#### To do
The entries are to be returned exactly, with images left out.

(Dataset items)
----------
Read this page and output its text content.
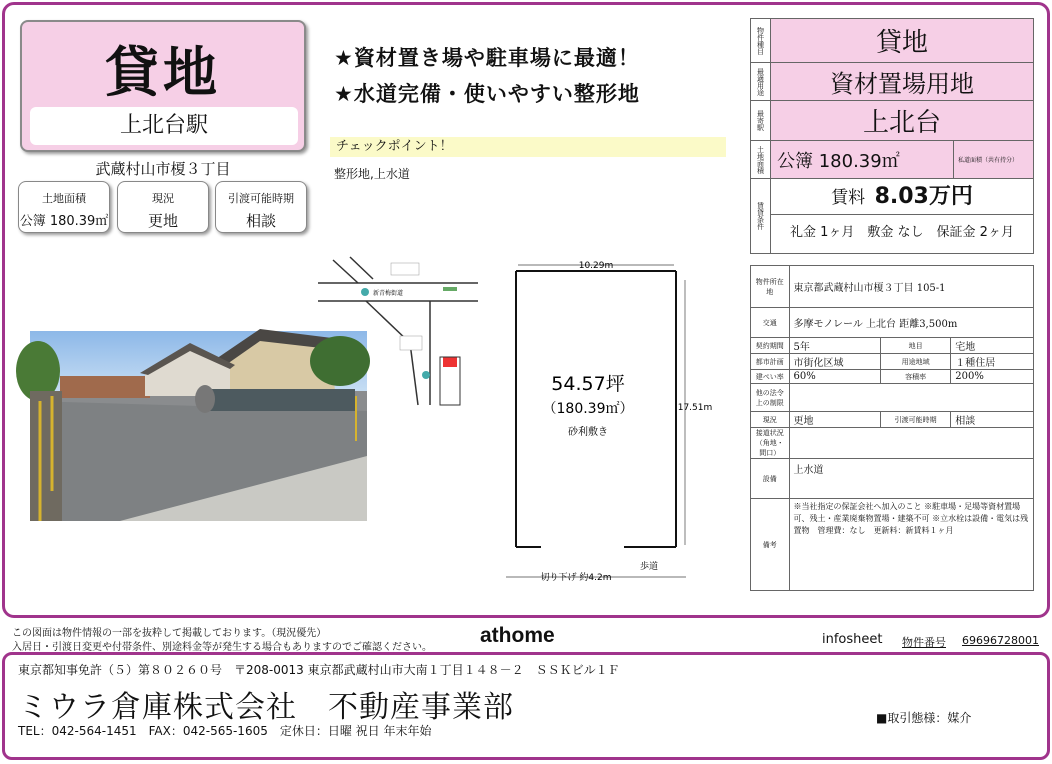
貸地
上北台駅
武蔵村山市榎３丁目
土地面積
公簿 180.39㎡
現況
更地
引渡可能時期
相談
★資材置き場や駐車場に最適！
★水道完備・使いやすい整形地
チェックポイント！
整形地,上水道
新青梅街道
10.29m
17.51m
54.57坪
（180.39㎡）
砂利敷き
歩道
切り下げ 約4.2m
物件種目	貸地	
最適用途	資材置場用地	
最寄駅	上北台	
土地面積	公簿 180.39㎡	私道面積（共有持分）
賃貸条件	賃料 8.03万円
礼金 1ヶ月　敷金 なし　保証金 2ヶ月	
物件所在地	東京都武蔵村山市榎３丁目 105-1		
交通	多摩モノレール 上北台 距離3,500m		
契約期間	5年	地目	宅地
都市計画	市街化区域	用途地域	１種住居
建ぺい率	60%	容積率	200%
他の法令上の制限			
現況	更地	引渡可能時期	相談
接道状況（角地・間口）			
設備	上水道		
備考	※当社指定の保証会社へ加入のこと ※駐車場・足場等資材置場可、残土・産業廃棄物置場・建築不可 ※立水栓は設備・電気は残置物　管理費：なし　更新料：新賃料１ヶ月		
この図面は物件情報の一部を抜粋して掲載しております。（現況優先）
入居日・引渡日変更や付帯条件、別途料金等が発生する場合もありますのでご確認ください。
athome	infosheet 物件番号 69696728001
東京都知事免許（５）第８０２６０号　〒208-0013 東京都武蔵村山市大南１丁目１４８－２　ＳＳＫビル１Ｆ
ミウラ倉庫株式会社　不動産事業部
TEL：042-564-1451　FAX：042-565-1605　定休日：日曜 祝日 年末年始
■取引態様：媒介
----------
#### Final result
Read this page and output its text content.
貸地
上北台駅
武蔵村山市榎３丁目
土地面積
公簿 180.39㎡
現況
更地
引渡可能時期
相談
★資材置き場や駐車場に最適！
★水道完備・使いやすい整形地
チェックポイント！
整形地,上水道
新青梅街道
10.29m
17.51m
54.57坪
（180.39㎡）
砂利敷き
歩道
切り下げ 約4.2m
物件種目	貸地	
最適用途	資材置場用地	
最寄駅	上北台	
土地面積	公簿 180.39㎡	私道面積（共有持分）
賃貸条件	賃料 8.03万円
礼金 1ヶ月　敷金 なし　保証金 2ヶ月	
物件所在地	東京都武蔵村山市榎３丁目 105-1		
交通	多摩モノレール 上北台 距離3,500m		
契約期間	5年	地目	宅地
都市計画	市街化区域	用途地域	１種住居
建ぺい率	60%	容積率	200%
他の法令上の制限			
現況	更地	引渡可能時期	相談
接道状況（角地・間口）			
設備	上水道		
備考	※当社指定の保証会社へ加入のこと ※駐車場・足場等資材置場可、残土・産業廃棄物置場・建築不可 ※立水栓は設備・電気は残置物　管理費：なし　更新料：新賃料１ヶ月		
この図面は物件情報の一部を抜粋して掲載しております。（現況優先）
入居日・引渡日変更や付帯条件、別途料金等が発生する場合もありますのでご確認ください。
athome	infosheet 物件番号 69696728001
東京都知事免許（５）第８０２６０号　〒208-0013 東京都武蔵村山市大南１丁目１４８－２　ＳＳＫビル１Ｆ
ミウラ倉庫株式会社　不動産事業部
TEL：042-564-1451　FAX：042-565-1605　定休日：日曜 祝日 年末年始
■取引態様：媒介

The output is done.